_THE REQUEST_
All lines holding the string "name" are to be shown.

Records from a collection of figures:
----------------------------------------
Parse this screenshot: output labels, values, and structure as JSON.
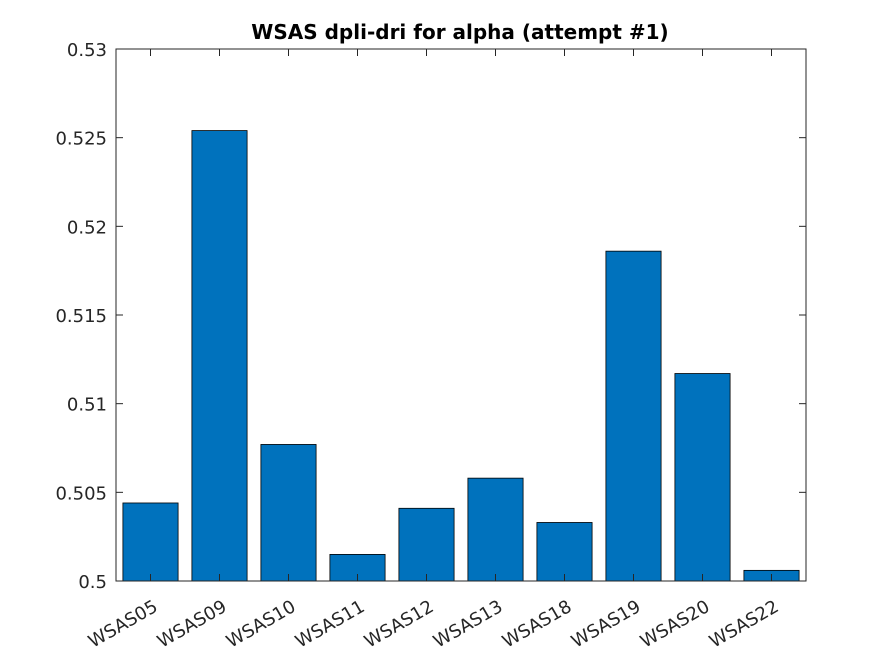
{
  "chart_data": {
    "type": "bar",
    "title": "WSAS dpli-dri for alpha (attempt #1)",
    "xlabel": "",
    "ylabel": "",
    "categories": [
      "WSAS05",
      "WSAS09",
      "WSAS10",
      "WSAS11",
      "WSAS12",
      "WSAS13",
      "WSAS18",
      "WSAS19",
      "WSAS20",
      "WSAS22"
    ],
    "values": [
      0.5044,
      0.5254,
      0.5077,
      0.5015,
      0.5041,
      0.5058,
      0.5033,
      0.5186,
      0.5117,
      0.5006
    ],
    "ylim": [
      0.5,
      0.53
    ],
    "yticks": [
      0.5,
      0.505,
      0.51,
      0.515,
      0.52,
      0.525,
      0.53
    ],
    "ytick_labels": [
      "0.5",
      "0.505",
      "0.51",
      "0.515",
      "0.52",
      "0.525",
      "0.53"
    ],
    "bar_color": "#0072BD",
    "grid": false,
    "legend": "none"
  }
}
----------------------------------------
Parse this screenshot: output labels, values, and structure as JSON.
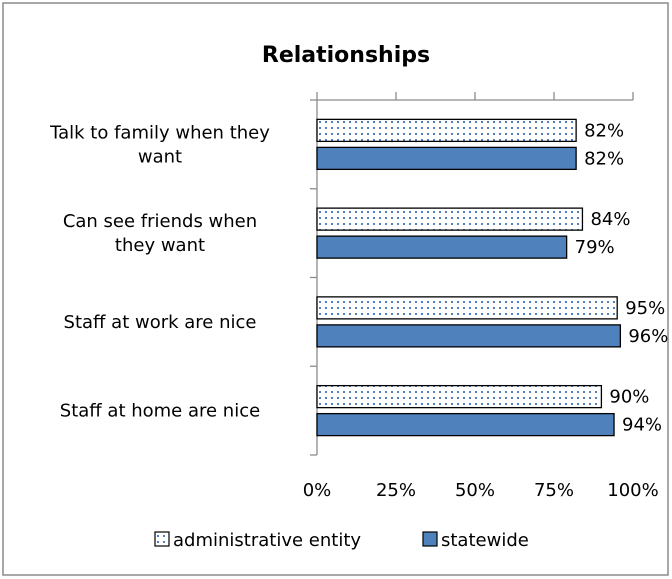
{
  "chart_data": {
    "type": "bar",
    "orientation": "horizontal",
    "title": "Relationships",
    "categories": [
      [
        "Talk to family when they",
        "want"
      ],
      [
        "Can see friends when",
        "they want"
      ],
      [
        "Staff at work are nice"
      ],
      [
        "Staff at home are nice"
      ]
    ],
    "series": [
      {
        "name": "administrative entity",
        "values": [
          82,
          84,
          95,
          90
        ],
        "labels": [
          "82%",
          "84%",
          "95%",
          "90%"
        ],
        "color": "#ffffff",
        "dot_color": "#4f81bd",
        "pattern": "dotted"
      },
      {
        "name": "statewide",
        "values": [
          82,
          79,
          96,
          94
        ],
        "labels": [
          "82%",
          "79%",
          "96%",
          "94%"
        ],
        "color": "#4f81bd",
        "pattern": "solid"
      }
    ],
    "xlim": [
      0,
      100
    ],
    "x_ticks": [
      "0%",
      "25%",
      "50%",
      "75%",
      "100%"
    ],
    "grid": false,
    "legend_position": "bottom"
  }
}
----------------------------------------
_ANSWER BELOW_
        "name": "administrative entity",
        "name": "statewide",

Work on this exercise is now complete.